**Work required:** Are you able to quote each entry exactly as written?

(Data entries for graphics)

◇ ◇ ◇

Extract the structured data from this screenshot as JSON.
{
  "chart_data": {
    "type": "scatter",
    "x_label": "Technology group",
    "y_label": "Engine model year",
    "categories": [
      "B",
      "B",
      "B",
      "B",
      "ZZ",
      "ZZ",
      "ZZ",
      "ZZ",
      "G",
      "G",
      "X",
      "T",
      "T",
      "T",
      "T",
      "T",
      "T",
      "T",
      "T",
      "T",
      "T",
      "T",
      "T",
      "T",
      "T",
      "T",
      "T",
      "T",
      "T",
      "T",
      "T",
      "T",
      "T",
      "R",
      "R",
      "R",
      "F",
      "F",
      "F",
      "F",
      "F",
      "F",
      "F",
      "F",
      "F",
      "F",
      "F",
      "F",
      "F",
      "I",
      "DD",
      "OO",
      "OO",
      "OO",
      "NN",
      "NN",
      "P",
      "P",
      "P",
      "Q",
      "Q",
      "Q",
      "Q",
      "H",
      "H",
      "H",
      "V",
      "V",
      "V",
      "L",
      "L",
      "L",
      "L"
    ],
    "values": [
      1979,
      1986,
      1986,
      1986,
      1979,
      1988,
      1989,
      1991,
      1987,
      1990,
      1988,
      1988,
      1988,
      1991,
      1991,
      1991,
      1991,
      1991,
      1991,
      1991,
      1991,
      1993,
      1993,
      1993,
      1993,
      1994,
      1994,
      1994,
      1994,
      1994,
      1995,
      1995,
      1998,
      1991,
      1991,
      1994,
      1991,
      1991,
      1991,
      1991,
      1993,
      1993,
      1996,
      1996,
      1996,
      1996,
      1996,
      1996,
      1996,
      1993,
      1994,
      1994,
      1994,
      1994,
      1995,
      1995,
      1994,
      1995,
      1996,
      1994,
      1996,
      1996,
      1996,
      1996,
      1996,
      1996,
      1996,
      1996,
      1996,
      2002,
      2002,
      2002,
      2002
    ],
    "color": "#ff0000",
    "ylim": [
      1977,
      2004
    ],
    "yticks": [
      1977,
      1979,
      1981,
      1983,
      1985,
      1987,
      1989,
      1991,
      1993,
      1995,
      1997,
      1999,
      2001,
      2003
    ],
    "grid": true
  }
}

◇ ◇ ◇

**Response for this exercise:**
Extract the structured data from this screenshot as JSON.
{
  "chart_data": {
    "type": "scatter",
    "x_label": "Technology group",
    "y_label": "Engine model year",
    "categories": [
      "B",
      "B",
      "B",
      "B",
      "ZZ",
      "ZZ",
      "ZZ",
      "ZZ",
      "G",
      "G",
      "X",
      "T",
      "T",
      "T",
      "T",
      "T",
      "T",
      "T",
      "T",
      "T",
      "T",
      "T",
      "T",
      "T",
      "T",
      "T",
      "T",
      "T",
      "T",
      "T",
      "T",
      "T",
      "T",
      "R",
      "R",
      "R",
      "F",
      "F",
      "F",
      "F",
      "F",
      "F",
      "F",
      "F",
      "F",
      "F",
      "F",
      "F",
      "F",
      "I",
      "DD",
      "OO",
      "OO",
      "OO",
      "NN",
      "NN",
      "P",
      "P",
      "P",
      "Q",
      "Q",
      "Q",
      "Q",
      "H",
      "H",
      "H",
      "V",
      "V",
      "V",
      "L",
      "L",
      "L",
      "L"
    ],
    "values": [
      1979,
      1986,
      1986,
      1986,
      1979,
      1988,
      1989,
      1991,
      1987,
      1990,
      1988,
      1988,
      1988,
      1991,
      1991,
      1991,
      1991,
      1991,
      1991,
      1991,
      1991,
      1993,
      1993,
      1993,
      1993,
      1994,
      1994,
      1994,
      1994,
      1994,
      1995,
      1995,
      1998,
      1991,
      1991,
      1994,
      1991,
      1991,
      1991,
      1991,
      1993,
      1993,
      1996,
      1996,
      1996,
      1996,
      1996,
      1996,
      1996,
      1993,
      1994,
      1994,
      1994,
      1994,
      1995,
      1995,
      1994,
      1995,
      1996,
      1994,
      1996,
      1996,
      1996,
      1996,
      1996,
      1996,
      1996,
      1996,
      1996,
      2002,
      2002,
      2002,
      2002
    ],
    "color": "#ff0000",
    "ylim": [
      1977,
      2004
    ],
    "yticks": [
      1977,
      1979,
      1981,
      1983,
      1985,
      1987,
      1989,
      1991,
      1993,
      1995,
      1997,
      1999,
      2001,
      2003
    ],
    "grid": true
  }
}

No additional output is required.